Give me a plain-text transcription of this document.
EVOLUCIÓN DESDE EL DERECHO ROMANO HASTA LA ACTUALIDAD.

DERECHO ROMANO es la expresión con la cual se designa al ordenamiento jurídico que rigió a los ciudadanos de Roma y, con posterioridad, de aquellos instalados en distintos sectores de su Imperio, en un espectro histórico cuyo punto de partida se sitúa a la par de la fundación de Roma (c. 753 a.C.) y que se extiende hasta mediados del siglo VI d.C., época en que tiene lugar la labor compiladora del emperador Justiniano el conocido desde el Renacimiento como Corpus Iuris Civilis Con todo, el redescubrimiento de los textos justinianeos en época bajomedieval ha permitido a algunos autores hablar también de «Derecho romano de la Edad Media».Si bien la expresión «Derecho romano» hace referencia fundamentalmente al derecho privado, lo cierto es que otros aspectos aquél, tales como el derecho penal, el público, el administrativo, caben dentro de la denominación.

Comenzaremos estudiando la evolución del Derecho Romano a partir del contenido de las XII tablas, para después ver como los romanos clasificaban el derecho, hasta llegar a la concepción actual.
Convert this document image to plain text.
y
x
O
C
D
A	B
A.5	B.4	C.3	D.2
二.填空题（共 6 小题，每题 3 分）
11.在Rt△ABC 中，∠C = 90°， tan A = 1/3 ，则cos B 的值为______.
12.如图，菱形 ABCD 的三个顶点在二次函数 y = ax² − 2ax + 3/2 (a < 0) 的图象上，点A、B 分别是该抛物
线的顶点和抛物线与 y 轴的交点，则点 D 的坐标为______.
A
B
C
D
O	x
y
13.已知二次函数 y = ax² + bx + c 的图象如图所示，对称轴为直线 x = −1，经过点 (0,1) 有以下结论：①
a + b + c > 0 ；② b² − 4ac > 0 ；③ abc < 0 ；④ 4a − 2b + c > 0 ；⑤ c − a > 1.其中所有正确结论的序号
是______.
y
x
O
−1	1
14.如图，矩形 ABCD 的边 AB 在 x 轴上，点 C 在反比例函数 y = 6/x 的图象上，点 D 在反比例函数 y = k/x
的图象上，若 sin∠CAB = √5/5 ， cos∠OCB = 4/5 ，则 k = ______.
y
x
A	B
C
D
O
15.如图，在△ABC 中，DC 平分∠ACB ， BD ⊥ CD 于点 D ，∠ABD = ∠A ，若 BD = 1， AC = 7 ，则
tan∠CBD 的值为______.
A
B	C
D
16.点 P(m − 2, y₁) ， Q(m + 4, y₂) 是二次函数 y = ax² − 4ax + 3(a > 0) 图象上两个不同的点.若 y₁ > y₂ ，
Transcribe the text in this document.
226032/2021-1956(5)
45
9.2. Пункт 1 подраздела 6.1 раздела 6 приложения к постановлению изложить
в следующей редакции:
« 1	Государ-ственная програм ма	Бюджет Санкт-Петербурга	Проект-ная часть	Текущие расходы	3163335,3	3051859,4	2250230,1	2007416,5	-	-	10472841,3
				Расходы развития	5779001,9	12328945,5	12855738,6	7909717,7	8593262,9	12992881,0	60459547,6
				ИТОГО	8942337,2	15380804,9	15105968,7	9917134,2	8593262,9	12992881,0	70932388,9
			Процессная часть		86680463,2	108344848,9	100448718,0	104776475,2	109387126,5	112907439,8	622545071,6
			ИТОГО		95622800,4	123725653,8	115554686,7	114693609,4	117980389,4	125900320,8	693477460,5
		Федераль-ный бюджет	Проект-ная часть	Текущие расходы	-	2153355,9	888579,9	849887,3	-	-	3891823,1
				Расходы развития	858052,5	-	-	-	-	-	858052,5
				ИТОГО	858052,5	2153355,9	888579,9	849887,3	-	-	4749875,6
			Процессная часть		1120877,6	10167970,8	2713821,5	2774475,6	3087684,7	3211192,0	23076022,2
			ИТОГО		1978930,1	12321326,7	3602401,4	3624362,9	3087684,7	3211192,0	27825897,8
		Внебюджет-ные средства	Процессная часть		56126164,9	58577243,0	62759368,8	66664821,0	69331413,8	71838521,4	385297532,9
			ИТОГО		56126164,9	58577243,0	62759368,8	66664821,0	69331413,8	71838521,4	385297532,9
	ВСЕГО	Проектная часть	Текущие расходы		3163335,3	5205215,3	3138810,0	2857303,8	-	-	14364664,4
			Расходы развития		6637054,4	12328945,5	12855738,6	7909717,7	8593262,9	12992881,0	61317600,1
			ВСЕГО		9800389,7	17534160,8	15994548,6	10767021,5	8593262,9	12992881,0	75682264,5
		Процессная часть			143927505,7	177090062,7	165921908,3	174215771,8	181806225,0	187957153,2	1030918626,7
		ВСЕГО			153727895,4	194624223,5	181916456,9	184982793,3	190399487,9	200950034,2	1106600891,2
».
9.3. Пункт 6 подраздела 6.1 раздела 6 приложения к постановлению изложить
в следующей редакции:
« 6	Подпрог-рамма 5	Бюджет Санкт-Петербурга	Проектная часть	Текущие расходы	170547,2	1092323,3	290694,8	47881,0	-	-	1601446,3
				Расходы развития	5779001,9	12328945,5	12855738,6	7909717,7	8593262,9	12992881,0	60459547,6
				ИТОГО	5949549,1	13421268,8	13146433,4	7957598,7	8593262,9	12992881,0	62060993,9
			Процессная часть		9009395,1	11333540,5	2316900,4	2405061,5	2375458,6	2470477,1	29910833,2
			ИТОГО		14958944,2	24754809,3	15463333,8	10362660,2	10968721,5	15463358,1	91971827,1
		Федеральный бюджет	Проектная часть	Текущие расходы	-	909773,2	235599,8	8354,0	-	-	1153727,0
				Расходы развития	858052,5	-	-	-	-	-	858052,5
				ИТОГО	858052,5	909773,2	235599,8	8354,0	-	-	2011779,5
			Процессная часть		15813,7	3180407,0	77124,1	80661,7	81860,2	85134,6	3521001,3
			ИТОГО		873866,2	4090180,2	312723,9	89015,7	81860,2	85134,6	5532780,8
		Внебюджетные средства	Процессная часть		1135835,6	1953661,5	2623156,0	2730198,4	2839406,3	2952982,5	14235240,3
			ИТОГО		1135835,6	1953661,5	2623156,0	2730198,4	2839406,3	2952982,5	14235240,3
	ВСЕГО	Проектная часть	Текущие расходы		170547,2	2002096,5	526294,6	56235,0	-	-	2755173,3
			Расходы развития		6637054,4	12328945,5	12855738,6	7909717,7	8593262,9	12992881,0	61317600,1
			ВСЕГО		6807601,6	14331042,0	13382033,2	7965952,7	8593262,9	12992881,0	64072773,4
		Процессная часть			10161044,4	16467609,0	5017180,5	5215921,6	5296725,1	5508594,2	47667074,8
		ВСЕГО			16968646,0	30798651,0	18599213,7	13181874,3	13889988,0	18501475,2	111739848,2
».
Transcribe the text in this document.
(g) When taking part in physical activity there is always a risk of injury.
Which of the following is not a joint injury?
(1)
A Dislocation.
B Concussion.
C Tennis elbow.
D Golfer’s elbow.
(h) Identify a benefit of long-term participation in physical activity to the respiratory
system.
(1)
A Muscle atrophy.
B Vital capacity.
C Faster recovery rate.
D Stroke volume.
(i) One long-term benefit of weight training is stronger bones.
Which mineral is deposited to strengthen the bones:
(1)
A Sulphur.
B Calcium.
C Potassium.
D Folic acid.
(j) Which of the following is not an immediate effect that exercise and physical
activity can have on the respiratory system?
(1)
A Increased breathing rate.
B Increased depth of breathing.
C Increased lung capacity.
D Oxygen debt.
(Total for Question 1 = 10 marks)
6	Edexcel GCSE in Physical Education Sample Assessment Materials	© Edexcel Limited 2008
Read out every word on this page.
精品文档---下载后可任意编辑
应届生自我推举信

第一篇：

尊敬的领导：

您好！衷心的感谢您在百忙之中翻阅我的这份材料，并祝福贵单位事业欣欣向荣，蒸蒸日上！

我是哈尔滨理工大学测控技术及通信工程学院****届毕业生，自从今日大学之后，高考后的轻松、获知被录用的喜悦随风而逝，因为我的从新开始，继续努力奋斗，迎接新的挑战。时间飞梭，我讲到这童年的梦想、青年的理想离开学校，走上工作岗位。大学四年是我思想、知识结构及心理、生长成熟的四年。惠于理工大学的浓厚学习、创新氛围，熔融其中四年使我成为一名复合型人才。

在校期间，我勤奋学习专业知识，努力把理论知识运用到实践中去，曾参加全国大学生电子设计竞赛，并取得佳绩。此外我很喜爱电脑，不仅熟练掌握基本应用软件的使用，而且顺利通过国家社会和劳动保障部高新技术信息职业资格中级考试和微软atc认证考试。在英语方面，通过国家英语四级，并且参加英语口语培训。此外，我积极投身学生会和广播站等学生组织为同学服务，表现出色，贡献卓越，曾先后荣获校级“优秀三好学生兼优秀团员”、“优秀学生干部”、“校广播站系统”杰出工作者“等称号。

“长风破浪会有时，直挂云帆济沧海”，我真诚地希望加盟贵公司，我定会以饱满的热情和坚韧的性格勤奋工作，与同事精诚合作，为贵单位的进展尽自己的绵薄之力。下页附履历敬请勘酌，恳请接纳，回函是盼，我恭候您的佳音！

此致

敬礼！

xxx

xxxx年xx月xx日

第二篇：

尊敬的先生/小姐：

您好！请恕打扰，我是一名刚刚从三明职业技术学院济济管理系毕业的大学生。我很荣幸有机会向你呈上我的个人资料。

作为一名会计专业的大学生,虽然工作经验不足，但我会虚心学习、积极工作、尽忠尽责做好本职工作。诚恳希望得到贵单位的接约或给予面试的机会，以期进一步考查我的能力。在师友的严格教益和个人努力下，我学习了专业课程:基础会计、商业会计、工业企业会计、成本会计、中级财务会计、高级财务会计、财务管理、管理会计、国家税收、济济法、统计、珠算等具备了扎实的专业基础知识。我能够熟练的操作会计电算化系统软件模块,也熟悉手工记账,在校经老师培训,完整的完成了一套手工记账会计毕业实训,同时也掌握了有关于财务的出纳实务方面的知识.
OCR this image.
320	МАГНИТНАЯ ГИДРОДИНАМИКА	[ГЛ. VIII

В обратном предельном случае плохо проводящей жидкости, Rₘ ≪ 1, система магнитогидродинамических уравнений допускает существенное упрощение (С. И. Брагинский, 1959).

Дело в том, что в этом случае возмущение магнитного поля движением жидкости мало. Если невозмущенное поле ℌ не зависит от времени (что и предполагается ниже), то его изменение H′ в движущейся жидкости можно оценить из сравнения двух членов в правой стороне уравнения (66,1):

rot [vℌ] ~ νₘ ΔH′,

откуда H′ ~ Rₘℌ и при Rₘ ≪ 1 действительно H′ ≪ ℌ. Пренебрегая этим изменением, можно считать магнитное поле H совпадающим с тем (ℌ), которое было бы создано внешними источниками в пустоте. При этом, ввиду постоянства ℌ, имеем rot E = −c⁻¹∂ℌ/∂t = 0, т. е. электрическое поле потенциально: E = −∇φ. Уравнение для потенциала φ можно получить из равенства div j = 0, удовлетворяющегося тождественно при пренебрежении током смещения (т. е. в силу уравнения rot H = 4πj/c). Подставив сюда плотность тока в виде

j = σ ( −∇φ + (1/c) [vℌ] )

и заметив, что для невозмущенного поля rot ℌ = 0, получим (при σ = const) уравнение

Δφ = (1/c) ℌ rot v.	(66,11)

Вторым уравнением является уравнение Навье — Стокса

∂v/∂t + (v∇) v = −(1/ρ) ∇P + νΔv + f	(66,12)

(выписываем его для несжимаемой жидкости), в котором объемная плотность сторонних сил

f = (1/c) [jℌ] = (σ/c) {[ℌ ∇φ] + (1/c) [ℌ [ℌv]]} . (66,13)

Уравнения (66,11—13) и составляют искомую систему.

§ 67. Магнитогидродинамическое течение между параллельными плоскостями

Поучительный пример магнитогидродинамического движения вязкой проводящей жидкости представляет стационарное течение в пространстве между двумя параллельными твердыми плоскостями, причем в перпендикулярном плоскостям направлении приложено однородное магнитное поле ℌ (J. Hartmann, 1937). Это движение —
····················
Description of the task: Filter out all lines lacking the word "breathing" and copy the rest.

Problem solution:
A Increased breathing rate.
B Increased depth of breathing.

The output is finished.